Return only the lines starting at the line that contains "Transcribe the text in this document." and ending with the final line of the listing; include both endpoints.
******************************
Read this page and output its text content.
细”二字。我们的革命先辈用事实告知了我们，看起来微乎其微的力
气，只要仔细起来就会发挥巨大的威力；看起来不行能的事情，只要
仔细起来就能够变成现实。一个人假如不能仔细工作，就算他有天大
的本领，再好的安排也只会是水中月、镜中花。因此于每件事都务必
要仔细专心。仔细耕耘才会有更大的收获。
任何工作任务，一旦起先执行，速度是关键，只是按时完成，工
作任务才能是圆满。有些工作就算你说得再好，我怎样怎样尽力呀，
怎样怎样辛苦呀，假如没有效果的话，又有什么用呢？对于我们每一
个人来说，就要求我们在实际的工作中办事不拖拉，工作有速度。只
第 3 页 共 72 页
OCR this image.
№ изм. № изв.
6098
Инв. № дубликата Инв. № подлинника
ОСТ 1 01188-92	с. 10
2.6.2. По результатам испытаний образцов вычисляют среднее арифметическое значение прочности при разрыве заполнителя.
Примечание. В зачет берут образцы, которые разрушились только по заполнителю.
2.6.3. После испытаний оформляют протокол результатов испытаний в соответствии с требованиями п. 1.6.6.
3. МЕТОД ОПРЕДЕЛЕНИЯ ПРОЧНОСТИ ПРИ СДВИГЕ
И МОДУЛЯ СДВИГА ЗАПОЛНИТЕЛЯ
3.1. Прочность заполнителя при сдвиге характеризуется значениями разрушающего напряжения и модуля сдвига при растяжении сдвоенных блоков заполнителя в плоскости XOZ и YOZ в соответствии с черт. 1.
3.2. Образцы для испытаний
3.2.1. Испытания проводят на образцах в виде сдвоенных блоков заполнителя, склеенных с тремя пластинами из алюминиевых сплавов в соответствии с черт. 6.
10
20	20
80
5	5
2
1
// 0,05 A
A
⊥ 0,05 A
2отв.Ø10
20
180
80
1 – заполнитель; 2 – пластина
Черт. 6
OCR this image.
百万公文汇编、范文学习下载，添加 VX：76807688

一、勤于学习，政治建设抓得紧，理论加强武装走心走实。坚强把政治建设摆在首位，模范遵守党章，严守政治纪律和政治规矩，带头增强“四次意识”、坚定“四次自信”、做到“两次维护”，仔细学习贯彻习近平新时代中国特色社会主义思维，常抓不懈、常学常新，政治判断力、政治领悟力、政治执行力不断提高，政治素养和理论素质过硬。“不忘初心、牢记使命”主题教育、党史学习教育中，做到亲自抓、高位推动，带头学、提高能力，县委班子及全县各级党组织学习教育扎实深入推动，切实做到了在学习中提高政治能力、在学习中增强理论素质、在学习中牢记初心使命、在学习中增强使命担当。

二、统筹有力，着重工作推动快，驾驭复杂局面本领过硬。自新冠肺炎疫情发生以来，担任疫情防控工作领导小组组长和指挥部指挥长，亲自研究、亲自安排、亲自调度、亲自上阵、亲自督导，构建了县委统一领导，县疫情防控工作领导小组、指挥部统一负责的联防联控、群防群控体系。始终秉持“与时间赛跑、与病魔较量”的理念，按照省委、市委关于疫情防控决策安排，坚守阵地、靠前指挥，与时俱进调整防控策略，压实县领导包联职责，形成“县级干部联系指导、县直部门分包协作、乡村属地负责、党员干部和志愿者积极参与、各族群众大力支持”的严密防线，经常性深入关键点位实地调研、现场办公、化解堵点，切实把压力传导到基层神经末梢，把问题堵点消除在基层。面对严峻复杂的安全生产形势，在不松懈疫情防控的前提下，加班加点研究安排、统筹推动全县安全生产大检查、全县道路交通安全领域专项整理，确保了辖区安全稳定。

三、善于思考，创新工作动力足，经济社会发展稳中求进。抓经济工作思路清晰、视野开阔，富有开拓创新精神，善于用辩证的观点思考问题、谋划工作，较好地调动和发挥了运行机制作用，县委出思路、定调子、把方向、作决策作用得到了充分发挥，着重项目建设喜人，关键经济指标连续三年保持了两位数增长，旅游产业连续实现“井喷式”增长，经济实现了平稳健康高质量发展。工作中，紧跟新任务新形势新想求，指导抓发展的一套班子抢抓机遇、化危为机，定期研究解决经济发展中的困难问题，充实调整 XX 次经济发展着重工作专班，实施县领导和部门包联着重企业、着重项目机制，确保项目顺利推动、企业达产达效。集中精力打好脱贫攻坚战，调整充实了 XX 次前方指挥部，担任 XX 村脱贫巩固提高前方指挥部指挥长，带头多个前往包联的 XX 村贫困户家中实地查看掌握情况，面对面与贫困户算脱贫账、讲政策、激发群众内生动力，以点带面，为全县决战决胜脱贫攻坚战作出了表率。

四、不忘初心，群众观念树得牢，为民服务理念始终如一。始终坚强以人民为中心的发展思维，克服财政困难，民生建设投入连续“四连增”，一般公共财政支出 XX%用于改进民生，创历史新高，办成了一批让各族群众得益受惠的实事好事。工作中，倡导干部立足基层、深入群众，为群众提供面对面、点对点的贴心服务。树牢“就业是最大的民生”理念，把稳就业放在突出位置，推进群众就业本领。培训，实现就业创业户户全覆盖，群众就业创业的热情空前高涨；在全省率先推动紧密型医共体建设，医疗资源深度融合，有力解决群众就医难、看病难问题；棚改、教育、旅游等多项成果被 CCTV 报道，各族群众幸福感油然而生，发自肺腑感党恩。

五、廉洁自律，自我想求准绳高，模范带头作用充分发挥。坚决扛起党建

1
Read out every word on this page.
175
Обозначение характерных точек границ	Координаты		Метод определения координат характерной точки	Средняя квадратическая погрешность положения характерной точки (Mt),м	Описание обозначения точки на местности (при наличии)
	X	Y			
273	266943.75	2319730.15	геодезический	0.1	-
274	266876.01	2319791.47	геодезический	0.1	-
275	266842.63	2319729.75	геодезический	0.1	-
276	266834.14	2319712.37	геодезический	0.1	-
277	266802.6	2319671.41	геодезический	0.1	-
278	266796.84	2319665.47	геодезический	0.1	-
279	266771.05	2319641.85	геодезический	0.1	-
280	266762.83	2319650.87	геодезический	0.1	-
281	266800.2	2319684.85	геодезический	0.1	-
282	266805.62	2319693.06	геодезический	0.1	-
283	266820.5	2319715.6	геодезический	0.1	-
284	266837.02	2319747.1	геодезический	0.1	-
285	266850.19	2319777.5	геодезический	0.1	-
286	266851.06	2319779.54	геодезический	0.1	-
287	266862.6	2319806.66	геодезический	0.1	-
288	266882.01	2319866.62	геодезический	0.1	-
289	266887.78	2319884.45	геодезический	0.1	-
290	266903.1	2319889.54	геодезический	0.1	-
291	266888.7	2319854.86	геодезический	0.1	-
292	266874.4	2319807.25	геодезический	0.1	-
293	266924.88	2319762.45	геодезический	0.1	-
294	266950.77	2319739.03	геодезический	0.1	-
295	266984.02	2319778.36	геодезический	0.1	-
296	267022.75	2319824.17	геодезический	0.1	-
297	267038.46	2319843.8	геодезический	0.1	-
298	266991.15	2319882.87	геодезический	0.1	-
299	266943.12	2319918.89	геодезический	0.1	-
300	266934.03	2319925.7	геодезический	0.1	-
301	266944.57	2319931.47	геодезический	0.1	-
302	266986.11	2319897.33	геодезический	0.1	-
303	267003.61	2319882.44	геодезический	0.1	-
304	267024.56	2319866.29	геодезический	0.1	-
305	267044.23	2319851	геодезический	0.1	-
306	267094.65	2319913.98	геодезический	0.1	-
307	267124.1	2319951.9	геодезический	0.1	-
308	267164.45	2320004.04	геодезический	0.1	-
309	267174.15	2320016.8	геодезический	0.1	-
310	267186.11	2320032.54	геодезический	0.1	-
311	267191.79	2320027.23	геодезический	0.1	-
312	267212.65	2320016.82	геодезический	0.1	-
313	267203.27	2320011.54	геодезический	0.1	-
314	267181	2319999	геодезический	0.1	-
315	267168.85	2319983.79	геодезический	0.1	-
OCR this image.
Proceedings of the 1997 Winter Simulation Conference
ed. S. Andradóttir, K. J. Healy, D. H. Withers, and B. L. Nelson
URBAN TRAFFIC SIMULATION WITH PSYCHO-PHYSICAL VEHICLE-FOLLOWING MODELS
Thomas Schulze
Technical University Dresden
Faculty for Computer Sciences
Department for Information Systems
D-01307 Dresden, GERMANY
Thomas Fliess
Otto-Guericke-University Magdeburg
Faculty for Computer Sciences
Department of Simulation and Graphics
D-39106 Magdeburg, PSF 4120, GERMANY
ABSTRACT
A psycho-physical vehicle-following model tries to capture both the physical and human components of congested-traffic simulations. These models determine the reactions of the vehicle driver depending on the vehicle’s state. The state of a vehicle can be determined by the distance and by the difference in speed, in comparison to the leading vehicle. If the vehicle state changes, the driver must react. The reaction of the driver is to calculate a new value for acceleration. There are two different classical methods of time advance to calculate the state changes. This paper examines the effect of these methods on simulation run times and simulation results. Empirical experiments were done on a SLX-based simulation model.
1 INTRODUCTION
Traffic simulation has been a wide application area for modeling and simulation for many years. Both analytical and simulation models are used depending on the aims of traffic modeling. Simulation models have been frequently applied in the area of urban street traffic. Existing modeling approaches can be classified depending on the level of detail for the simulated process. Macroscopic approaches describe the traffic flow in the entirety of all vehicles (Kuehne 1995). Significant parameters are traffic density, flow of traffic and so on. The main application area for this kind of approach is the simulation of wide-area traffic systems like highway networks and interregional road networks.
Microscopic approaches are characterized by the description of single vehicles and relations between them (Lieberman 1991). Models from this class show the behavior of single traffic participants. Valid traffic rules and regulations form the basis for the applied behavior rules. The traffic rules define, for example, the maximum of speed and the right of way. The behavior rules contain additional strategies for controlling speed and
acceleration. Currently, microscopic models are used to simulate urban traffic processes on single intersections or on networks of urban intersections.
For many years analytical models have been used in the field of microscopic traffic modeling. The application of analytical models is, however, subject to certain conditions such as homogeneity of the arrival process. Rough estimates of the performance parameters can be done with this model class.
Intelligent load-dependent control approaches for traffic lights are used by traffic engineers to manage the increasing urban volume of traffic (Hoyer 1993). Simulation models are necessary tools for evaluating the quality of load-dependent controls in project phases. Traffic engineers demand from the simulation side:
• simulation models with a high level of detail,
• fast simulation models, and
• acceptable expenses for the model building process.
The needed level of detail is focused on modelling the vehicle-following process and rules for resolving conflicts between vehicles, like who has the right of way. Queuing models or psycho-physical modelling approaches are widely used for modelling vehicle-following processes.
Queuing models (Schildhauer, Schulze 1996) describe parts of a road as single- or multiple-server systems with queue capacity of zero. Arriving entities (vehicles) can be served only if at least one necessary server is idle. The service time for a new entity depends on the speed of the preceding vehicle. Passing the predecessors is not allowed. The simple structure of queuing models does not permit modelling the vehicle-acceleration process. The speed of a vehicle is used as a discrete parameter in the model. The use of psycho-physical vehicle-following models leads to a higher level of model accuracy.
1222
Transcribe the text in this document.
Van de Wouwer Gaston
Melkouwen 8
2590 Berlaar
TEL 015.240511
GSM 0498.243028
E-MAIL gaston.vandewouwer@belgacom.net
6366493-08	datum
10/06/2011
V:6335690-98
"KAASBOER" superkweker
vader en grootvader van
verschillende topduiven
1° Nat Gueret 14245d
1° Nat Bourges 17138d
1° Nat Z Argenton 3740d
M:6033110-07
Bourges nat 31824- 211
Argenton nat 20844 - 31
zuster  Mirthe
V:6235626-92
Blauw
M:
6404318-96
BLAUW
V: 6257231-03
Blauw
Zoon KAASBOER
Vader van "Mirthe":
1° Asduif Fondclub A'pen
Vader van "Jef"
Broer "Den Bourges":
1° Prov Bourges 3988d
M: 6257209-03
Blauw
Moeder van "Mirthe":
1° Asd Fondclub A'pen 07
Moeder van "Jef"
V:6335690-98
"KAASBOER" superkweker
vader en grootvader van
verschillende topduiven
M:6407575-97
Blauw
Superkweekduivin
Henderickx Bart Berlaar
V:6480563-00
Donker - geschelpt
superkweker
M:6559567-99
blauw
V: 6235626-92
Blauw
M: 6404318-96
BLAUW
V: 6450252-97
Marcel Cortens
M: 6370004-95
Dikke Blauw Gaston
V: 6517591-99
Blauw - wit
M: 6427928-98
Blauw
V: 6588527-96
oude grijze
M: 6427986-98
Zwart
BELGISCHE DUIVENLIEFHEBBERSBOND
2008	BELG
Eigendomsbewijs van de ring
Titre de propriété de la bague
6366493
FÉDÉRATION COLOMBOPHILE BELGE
******************************
Result of this task:
Transcribe the text in this document.
Van de Wouwer Gaston
Melkouwen 8
2590 Berlaar
TEL 015.240511
GSM 0498.243028
E-MAIL gaston.vandewouwer@belgacom.net
6366493-08	datum
10/06/2011
V:6335690-98
"KAASBOER" superkweker
vader en grootvader van
verschillende topduiven
1° Nat Gueret 14245d
1° Nat Bourges 17138d
1° Nat Z Argenton 3740d
M:6033110-07
Bourges nat 31824- 211
Argenton nat 20844 - 31
zuster  Mirthe
V:6235626-92
Blauw
M:
6404318-96
BLAUW
V: 6257231-03
Blauw
Zoon KAASBOER
Vader van "Mirthe":
1° Asduif Fondclub A'pen
Vader van "Jef"
Broer "Den Bourges":
1° Prov Bourges 3988d
M: 6257209-03
Blauw
Moeder van "Mirthe":
1° Asd Fondclub A'pen 07
Moeder van "Jef"
V:6335690-98
"KAASBOER" superkweker
vader en grootvader van
verschillende topduiven
M:6407575-97
Blauw
Superkweekduivin
Henderickx Bart Berlaar
V:6480563-00
Donker - geschelpt
superkweker
M:6559567-99
blauw
V: 6235626-92
Blauw
M: 6404318-96
BLAUW
V: 6450252-97
Marcel Cortens
M: 6370004-95
Dikke Blauw Gaston
V: 6517591-99
Blauw - wit
M: 6427928-98
Blauw
V: 6588527-96
oude grijze
M: 6427986-98
Zwart
BELGISCHE DUIVENLIEFHEBBERSBOND
2008	BELG
Eigendomsbewijs van de ring
Titre de propriété de la bague
6366493
FÉDÉRATION COLOMBOPHILE BELGE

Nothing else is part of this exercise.